TASK GOAL =
Compile every line that includes the word "into".

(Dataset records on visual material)
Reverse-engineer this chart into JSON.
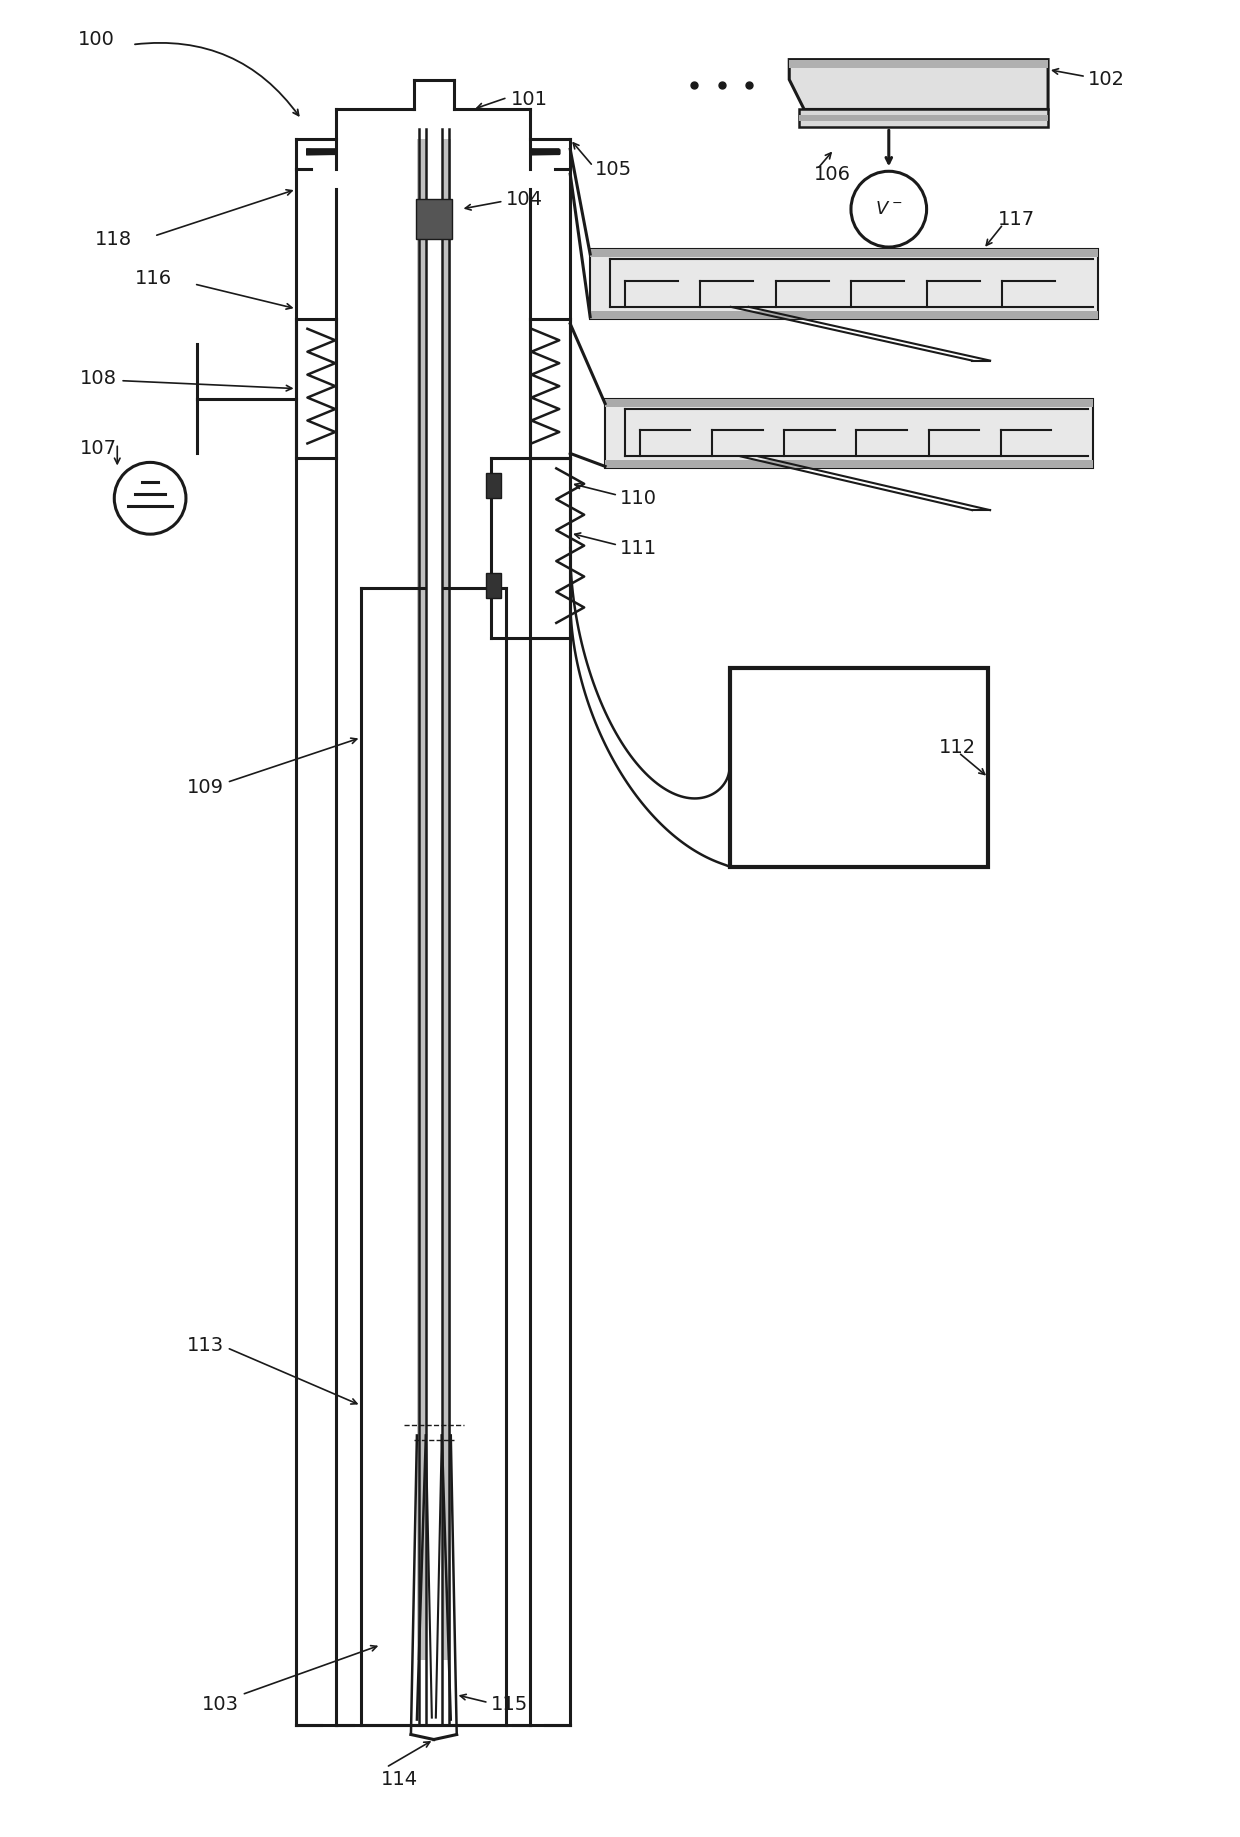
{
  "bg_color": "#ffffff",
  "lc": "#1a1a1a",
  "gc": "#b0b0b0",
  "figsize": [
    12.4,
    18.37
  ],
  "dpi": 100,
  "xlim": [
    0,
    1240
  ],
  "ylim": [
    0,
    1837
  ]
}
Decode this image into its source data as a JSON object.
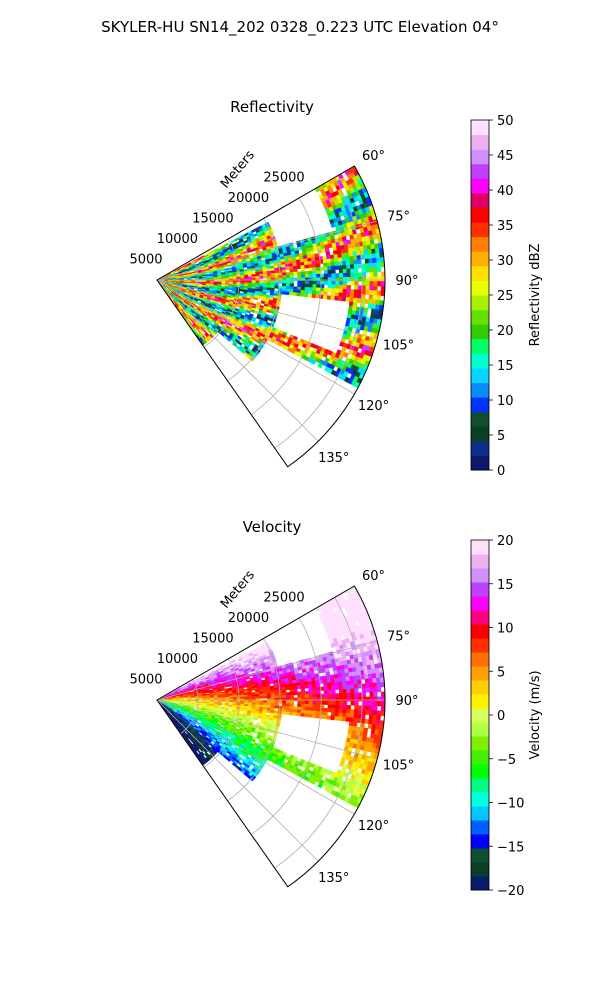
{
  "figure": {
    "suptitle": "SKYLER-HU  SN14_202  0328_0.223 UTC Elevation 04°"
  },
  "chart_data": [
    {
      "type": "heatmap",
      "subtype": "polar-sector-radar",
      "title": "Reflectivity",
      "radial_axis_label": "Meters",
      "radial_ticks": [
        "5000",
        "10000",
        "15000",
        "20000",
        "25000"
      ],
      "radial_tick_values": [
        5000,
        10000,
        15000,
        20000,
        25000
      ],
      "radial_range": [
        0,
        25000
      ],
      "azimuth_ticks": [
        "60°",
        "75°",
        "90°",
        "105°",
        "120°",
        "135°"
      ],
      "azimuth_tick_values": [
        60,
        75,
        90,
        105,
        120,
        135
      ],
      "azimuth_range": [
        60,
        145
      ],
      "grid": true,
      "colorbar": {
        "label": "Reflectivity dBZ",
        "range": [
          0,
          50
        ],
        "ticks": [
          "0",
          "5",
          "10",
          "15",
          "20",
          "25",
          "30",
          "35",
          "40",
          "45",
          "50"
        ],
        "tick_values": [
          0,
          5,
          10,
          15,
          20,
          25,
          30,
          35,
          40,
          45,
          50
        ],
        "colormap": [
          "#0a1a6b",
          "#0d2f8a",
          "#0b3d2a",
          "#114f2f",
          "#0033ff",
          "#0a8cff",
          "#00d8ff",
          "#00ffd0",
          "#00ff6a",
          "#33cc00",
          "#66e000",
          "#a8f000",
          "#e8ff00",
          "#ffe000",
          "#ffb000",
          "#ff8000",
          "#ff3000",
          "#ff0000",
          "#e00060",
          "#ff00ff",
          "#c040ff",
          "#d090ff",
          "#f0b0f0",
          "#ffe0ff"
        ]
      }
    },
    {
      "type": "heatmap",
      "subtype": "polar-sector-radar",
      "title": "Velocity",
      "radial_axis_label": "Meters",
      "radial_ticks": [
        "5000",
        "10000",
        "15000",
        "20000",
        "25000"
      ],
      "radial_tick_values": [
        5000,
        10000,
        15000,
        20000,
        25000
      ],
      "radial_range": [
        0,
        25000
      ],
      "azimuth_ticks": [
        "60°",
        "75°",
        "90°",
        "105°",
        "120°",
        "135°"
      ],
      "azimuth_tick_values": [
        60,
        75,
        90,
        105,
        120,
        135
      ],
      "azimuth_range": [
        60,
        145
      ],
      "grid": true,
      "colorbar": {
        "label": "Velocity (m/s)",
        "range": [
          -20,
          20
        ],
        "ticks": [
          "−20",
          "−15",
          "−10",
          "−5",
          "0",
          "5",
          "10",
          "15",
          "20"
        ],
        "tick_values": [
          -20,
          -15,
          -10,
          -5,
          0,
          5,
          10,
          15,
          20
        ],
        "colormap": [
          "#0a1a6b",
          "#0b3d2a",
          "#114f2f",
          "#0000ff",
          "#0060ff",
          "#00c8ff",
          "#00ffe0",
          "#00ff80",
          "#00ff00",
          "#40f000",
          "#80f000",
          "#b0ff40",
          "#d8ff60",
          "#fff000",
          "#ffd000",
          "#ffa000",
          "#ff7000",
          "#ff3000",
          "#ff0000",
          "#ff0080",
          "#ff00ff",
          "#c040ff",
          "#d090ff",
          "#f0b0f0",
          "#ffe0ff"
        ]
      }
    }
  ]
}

THE SOLUTION =
Reverse-engineer this chart into JSON.
Decode this image into its source data as a JSON object.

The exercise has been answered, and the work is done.